▶ [The problem]
Locate the lines that hold the string "name". Copy every such line.

[Dataset rows]
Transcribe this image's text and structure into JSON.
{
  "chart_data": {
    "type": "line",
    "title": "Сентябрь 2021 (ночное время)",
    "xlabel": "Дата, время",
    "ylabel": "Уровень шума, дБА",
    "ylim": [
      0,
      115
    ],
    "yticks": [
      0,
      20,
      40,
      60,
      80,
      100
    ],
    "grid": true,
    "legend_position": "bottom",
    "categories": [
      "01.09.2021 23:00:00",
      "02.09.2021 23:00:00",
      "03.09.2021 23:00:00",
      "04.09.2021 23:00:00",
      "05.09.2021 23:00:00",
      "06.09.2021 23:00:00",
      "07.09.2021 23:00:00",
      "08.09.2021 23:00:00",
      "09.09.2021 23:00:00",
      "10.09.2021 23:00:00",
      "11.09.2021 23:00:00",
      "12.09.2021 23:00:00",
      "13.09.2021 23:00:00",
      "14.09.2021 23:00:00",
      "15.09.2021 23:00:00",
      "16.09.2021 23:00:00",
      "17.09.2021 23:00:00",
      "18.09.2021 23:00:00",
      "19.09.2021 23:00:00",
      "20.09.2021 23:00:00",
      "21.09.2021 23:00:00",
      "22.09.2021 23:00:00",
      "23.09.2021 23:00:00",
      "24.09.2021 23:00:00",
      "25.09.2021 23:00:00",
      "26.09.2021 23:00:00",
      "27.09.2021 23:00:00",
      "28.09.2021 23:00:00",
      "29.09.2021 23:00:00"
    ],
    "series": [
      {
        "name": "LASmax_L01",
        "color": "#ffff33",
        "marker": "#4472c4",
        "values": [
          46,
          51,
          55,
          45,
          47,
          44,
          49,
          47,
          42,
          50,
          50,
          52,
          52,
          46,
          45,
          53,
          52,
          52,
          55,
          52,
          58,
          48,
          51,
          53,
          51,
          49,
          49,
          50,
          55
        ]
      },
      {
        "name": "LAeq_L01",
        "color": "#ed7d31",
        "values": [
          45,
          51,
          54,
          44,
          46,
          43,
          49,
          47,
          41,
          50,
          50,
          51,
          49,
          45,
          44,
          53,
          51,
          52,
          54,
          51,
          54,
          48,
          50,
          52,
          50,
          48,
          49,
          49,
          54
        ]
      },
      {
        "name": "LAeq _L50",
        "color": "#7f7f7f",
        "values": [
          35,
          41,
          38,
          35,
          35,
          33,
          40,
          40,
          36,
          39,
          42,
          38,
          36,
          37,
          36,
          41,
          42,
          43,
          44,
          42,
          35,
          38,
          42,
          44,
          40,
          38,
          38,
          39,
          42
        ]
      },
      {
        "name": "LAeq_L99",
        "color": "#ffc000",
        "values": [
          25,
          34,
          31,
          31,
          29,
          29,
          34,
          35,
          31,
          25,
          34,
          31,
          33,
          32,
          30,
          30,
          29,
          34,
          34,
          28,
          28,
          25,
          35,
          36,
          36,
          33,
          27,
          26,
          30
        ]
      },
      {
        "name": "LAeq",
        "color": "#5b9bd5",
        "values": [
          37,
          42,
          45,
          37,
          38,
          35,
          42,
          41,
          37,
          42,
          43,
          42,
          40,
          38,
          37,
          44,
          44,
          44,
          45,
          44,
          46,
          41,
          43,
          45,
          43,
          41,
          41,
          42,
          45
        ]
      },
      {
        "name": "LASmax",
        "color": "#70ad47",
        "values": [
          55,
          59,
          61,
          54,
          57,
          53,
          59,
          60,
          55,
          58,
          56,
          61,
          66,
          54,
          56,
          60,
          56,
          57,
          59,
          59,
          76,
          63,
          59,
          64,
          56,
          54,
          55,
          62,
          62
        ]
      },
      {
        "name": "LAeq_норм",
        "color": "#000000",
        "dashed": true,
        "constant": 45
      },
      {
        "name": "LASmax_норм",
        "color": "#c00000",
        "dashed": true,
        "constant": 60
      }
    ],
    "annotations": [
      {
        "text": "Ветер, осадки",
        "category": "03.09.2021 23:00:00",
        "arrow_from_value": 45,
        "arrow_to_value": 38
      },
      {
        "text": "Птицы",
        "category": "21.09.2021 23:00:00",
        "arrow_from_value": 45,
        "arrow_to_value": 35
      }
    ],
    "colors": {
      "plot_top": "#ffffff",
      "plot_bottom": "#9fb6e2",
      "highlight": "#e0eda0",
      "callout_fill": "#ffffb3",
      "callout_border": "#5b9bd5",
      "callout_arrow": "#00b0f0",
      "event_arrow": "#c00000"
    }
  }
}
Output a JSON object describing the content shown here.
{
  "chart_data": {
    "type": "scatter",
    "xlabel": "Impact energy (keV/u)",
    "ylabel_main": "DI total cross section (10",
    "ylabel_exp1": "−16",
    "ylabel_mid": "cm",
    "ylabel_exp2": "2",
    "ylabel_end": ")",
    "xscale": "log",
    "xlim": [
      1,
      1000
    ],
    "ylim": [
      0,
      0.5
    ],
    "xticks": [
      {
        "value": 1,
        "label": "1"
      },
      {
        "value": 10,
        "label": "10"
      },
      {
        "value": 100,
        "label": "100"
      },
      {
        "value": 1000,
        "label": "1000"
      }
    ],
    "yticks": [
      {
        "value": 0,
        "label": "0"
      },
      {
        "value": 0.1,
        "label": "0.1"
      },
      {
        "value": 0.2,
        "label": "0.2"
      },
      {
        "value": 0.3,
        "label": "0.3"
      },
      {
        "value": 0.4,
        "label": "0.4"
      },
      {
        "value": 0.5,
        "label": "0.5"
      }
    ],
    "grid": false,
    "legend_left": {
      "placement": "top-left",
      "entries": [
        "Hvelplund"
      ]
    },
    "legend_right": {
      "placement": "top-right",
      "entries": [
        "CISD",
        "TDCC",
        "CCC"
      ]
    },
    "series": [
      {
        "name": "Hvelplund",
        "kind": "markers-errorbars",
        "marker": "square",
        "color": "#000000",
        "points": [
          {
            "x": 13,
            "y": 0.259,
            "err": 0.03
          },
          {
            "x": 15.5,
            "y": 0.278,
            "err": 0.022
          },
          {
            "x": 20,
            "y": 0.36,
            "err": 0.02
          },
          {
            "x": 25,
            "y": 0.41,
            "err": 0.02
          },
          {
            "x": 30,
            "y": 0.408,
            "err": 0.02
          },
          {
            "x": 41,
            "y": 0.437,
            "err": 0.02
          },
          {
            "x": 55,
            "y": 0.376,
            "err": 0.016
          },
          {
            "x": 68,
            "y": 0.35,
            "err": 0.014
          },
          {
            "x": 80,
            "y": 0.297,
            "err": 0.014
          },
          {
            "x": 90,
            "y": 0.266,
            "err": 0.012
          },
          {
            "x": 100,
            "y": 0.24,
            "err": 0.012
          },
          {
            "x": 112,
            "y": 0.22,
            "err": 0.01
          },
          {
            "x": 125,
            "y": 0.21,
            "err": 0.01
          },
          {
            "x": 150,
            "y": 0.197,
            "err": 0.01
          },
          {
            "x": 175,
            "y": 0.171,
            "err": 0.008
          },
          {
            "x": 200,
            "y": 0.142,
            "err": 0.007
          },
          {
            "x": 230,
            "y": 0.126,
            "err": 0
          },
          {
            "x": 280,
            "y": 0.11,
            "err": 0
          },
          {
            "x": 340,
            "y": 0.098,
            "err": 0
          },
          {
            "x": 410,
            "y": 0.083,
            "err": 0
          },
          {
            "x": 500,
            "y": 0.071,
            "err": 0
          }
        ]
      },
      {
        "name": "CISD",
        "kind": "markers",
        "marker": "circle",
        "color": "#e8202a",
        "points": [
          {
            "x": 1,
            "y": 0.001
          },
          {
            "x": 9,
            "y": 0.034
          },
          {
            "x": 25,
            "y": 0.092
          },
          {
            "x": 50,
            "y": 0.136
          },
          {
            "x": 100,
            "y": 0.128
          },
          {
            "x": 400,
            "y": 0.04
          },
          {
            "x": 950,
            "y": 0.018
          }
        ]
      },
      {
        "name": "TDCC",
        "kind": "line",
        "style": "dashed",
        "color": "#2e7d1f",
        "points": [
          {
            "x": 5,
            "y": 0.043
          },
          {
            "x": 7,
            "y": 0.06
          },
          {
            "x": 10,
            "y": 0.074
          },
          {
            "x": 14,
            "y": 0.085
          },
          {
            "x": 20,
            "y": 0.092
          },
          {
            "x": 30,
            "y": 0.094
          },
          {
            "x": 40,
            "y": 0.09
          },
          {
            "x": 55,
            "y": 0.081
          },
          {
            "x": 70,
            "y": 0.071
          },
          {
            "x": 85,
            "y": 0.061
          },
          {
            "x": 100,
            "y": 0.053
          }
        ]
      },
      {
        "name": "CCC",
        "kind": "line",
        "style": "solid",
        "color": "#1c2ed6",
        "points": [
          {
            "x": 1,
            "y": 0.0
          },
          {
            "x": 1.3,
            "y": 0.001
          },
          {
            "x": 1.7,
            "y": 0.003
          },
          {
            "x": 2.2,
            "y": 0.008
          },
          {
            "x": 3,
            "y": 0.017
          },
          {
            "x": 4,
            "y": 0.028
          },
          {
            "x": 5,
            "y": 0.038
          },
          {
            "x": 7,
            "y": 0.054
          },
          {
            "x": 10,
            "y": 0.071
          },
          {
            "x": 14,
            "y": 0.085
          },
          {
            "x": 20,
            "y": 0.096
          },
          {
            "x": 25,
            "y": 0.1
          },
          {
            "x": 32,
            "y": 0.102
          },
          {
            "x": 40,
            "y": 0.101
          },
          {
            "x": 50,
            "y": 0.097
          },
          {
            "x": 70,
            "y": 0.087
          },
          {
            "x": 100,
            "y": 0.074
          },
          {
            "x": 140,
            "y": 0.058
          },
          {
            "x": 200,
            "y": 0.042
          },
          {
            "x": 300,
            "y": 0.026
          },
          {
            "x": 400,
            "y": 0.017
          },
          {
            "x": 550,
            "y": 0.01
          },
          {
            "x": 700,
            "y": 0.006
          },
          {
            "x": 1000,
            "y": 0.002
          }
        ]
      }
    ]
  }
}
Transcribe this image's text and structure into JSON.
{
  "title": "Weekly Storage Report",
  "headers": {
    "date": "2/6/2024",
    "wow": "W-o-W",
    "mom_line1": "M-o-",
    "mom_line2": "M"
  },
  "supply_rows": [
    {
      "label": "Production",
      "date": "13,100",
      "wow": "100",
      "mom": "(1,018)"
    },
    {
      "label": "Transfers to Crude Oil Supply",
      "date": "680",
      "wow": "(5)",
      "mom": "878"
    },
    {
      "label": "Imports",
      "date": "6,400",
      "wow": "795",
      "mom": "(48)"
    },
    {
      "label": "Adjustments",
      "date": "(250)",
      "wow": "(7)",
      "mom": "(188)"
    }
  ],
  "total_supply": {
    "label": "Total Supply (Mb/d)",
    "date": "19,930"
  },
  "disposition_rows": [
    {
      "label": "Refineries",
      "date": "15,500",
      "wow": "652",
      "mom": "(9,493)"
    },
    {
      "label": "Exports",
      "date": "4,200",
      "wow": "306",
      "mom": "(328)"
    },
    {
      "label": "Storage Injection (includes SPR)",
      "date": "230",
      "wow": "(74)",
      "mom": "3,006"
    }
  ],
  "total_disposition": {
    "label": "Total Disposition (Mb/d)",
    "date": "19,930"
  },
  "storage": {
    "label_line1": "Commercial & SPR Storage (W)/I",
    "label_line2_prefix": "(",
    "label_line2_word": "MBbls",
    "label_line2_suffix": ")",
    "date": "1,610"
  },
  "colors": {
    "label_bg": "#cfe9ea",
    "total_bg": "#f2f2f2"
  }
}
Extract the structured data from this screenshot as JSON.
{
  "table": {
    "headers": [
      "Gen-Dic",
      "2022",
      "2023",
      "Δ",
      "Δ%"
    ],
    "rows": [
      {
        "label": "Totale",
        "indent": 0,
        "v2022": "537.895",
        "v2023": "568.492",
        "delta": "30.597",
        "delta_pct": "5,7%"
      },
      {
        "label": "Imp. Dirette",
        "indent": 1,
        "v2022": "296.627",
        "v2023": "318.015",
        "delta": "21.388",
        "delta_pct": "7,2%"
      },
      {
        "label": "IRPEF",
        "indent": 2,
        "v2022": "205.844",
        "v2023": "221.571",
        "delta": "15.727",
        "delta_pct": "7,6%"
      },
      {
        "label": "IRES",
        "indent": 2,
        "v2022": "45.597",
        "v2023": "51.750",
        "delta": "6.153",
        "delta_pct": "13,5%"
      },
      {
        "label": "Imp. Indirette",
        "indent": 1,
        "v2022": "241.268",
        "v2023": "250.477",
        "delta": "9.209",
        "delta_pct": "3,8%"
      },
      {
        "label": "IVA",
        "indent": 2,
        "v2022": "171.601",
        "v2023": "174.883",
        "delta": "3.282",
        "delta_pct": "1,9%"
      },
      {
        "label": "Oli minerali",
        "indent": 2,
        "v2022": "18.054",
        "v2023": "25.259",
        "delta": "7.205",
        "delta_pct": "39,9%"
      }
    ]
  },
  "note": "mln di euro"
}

▶ [Solution to the exercise]
        "name": "LASmax_L01",
        "name": "LAeq_L01",
        "name": "LAeq _L50",
        "name": "LAeq_L99",
        "name": "LAeq",
        "name": "LASmax",
        "name": "LAeq_норм",
        "name": "LASmax_норм",
        "name": "Hvelplund",
        "name": "CISD",
        "name": "TDCC",
        "name": "CCC",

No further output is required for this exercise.